> _INFORMATION SHOWN_
---------------
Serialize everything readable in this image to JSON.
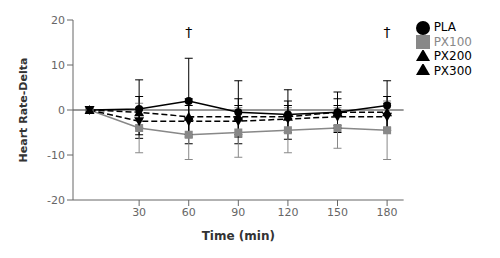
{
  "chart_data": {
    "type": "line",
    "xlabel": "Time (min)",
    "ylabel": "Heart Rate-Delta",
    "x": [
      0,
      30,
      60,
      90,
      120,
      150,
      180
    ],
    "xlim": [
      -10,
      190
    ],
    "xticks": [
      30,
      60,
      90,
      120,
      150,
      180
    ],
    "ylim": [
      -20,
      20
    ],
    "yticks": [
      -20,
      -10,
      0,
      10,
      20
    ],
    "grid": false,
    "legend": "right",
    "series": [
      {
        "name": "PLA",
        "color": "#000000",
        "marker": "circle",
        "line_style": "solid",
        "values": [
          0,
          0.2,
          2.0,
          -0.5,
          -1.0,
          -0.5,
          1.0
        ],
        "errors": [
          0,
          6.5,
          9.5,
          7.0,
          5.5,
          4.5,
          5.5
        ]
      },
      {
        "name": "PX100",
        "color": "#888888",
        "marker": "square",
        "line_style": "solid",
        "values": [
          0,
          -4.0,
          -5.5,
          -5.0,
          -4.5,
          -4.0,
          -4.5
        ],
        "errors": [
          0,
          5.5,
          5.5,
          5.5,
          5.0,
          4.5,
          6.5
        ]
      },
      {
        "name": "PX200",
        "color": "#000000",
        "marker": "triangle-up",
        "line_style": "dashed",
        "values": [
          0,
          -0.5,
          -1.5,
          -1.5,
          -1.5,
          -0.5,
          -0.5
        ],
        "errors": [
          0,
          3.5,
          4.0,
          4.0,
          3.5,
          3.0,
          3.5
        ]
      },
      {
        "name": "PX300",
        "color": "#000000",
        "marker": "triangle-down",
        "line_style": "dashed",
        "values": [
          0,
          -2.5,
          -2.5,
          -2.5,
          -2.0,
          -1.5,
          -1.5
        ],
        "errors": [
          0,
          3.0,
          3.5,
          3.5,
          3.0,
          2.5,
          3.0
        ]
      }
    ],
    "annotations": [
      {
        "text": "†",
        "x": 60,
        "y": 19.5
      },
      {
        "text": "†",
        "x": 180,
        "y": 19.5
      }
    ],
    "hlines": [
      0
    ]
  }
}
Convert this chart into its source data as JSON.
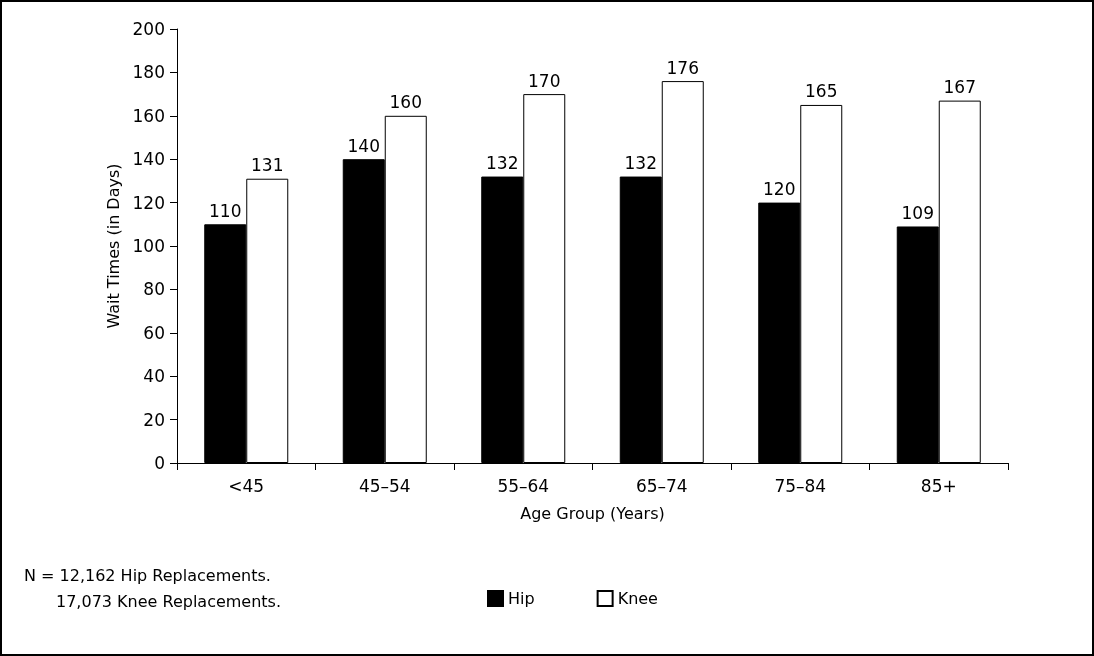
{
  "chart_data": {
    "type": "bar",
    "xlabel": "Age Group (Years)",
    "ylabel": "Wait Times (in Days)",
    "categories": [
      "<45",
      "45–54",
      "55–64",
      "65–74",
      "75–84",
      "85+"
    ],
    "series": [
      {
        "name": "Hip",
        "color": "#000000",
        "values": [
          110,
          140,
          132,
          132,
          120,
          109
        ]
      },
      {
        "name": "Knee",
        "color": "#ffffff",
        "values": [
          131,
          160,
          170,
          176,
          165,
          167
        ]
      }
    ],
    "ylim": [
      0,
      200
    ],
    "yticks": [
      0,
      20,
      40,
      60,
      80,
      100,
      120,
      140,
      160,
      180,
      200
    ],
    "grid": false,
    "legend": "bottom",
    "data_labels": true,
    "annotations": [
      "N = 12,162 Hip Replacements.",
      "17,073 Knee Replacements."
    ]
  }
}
---------------
Pick out each line containing "name" and report it.

        "name": "PLA",
        "name": "PX100",
        "name": "PX200",
        "name": "PX300",
        "name": "Hip",
        "name": "Knee",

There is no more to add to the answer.